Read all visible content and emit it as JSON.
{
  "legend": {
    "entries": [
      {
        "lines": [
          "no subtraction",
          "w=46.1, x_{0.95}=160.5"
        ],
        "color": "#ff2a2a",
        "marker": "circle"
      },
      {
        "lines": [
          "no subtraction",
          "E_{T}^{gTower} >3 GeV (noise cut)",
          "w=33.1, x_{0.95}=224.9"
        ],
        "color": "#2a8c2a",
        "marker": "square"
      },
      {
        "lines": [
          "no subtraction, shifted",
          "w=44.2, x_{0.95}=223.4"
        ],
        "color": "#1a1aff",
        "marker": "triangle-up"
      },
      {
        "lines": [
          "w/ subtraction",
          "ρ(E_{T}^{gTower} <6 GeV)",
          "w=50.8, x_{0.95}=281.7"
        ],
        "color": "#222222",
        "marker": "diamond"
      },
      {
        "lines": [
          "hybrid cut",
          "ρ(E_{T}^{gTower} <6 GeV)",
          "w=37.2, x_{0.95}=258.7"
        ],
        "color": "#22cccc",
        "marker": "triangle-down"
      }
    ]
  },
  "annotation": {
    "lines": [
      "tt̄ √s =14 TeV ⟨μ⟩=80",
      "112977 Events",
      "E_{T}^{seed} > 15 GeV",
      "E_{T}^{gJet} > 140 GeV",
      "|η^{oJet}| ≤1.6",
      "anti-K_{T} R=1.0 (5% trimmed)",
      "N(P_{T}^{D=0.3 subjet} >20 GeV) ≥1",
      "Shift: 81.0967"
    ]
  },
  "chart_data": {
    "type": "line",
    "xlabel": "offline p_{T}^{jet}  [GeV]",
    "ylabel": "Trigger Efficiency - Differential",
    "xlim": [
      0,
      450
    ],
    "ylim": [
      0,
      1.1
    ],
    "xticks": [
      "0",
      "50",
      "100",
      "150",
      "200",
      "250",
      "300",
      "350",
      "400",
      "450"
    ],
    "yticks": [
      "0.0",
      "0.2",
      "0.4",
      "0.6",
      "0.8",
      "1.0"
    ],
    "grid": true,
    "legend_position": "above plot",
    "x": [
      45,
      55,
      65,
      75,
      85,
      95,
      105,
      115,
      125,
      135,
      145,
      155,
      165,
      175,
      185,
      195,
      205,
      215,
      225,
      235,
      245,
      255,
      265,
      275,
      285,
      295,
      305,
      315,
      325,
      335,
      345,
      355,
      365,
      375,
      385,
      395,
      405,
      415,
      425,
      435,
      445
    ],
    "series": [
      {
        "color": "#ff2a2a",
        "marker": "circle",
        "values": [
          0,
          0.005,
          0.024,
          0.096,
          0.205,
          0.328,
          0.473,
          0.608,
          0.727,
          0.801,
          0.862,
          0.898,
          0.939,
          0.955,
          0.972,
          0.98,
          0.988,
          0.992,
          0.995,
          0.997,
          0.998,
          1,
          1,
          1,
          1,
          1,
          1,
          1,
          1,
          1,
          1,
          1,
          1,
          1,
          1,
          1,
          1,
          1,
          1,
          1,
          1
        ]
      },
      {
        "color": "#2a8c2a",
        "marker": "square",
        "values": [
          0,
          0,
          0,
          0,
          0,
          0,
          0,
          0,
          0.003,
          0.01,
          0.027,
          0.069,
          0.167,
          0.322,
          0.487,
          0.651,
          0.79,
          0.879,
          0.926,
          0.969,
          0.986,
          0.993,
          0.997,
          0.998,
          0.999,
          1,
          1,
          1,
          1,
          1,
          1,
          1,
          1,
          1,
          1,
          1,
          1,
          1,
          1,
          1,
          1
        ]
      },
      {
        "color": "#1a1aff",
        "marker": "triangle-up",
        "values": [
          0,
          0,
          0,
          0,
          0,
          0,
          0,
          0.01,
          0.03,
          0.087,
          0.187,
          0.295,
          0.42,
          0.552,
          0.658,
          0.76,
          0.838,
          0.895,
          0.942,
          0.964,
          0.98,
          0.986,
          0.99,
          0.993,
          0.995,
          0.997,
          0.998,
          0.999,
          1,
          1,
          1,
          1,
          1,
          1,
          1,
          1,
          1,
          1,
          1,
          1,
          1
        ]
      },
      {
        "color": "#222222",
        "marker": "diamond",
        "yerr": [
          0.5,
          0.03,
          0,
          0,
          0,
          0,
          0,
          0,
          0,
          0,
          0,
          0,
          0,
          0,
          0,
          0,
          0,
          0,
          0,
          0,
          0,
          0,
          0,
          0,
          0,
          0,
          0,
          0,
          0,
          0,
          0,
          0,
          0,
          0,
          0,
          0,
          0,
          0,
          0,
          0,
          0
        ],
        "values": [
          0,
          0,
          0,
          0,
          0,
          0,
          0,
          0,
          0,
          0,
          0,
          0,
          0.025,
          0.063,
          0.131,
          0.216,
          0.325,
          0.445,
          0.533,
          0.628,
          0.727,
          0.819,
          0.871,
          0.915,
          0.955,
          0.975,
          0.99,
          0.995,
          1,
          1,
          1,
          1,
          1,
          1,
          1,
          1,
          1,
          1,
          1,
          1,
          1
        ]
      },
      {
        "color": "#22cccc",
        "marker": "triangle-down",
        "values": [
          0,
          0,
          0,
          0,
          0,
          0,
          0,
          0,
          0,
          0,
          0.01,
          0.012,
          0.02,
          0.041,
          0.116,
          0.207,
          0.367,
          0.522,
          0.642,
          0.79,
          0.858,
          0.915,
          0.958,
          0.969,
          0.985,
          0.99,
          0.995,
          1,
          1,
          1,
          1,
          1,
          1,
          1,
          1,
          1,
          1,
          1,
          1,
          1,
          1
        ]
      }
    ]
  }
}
= = = = =
### What the task requires
Every record above needs to be repeated word for word.

### Answer to the problem
Read all visible content and emit it as JSON.
{
  "legend": {
    "entries": [
      {
        "lines": [
          "no subtraction",
          "w=46.1, x_{0.95}=160.5"
        ],
        "color": "#ff2a2a",
        "marker": "circle"
      },
      {
        "lines": [
          "no subtraction",
          "E_{T}^{gTower} >3 GeV (noise cut)",
          "w=33.1, x_{0.95}=224.9"
        ],
        "color": "#2a8c2a",
        "marker": "square"
      },
      {
        "lines": [
          "no subtraction, shifted",
          "w=44.2, x_{0.95}=223.4"
        ],
        "color": "#1a1aff",
        "marker": "triangle-up"
      },
      {
        "lines": [
          "w/ subtraction",
          "ρ(E_{T}^{gTower} <6 GeV)",
          "w=50.8, x_{0.95}=281.7"
        ],
        "color": "#222222",
        "marker": "diamond"
      },
      {
        "lines": [
          "hybrid cut",
          "ρ(E_{T}^{gTower} <6 GeV)",
          "w=37.2, x_{0.95}=258.7"
        ],
        "color": "#22cccc",
        "marker": "triangle-down"
      }
    ]
  },
  "annotation": {
    "lines": [
      "tt̄ √s =14 TeV ⟨μ⟩=80",
      "112977 Events",
      "E_{T}^{seed} > 15 GeV",
      "E_{T}^{gJet} > 140 GeV",
      "|η^{oJet}| ≤1.6",
      "anti-K_{T} R=1.0 (5% trimmed)",
      "N(P_{T}^{D=0.3 subjet} >20 GeV) ≥1",
      "Shift: 81.0967"
    ]
  },
  "chart_data": {
    "type": "line",
    "xlabel": "offline p_{T}^{jet}  [GeV]",
    "ylabel": "Trigger Efficiency - Differential",
    "xlim": [
      0,
      450
    ],
    "ylim": [
      0,
      1.1
    ],
    "xticks": [
      "0",
      "50",
      "100",
      "150",
      "200",
      "250",
      "300",
      "350",
      "400",
      "450"
    ],
    "yticks": [
      "0.0",
      "0.2",
      "0.4",
      "0.6",
      "0.8",
      "1.0"
    ],
    "grid": true,
    "legend_position": "above plot",
    "x": [
      45,
      55,
      65,
      75,
      85,
      95,
      105,
      115,
      125,
      135,
      145,
      155,
      165,
      175,
      185,
      195,
      205,
      215,
      225,
      235,
      245,
      255,
      265,
      275,
      285,
      295,
      305,
      315,
      325,
      335,
      345,
      355,
      365,
      375,
      385,
      395,
      405,
      415,
      425,
      435,
      445
    ],
    "series": [
      {
        "color": "#ff2a2a",
        "marker": "circle",
        "values": [
          0,
          0.005,
          0.024,
          0.096,
          0.205,
          0.328,
          0.473,
          0.608,
          0.727,
          0.801,
          0.862,
          0.898,
          0.939,
          0.955,
          0.972,
          0.98,
          0.988,
          0.992,
          0.995,
          0.997,
          0.998,
          1,
          1,
          1,
          1,
          1,
          1,
          1,
          1,
          1,
          1,
          1,
          1,
          1,
          1,
          1,
          1,
          1,
          1,
          1,
          1
        ]
      },
      {
        "color": "#2a8c2a",
        "marker": "square",
        "values": [
          0,
          0,
          0,
          0,
          0,
          0,
          0,
          0,
          0.003,
          0.01,
          0.027,
          0.069,
          0.167,
          0.322,
          0.487,
          0.651,
          0.79,
          0.879,
          0.926,
          0.969,
          0.986,
          0.993,
          0.997,
          0.998,
          0.999,
          1,
          1,
          1,
          1,
          1,
          1,
          1,
          1,
          1,
          1,
          1,
          1,
          1,
          1,
          1,
          1
        ]
      },
      {
        "color": "#1a1aff",
        "marker": "triangle-up",
        "values": [
          0,
          0,
          0,
          0,
          0,
          0,
          0,
          0.01,
          0.03,
          0.087,
          0.187,
          0.295,
          0.42,
          0.552,
          0.658,
          0.76,
          0.838,
          0.895,
          0.942,
          0.964,
          0.98,
          0.986,
          0.99,
          0.993,
          0.995,
          0.997,
          0.998,
          0.999,
          1,
          1,
          1,
          1,
          1,
          1,
          1,
          1,
          1,
          1,
          1,
          1,
          1
        ]
      },
      {
        "color": "#222222",
        "marker": "diamond",
        "yerr": [
          0.5,
          0.03,
          0,
          0,
          0,
          0,
          0,
          0,
          0,
          0,
          0,
          0,
          0,
          0,
          0,
          0,
          0,
          0,
          0,
          0,
          0,
          0,
          0,
          0,
          0,
          0,
          0,
          0,
          0,
          0,
          0,
          0,
          0,
          0,
          0,
          0,
          0,
          0,
          0,
          0,
          0
        ],
        "values": [
          0,
          0,
          0,
          0,
          0,
          0,
          0,
          0,
          0,
          0,
          0,
          0,
          0.025,
          0.063,
          0.131,
          0.216,
          0.325,
          0.445,
          0.533,
          0.628,
          0.727,
          0.819,
          0.871,
          0.915,
          0.955,
          0.975,
          0.99,
          0.995,
          1,
          1,
          1,
          1,
          1,
          1,
          1,
          1,
          1,
          1,
          1,
          1,
          1
        ]
      },
      {
        "color": "#22cccc",
        "marker": "triangle-down",
        "values": [
          0,
          0,
          0,
          0,
          0,
          0,
          0,
          0,
          0,
          0,
          0.01,
          0.012,
          0.02,
          0.041,
          0.116,
          0.207,
          0.367,
          0.522,
          0.642,
          0.79,
          0.858,
          0.915,
          0.958,
          0.969,
          0.985,
          0.99,
          0.995,
          1,
          1,
          1,
          1,
          1,
          1,
          1,
          1,
          1,
          1,
          1,
          1,
          1,
          1
        ]
      }
    ]
  }
}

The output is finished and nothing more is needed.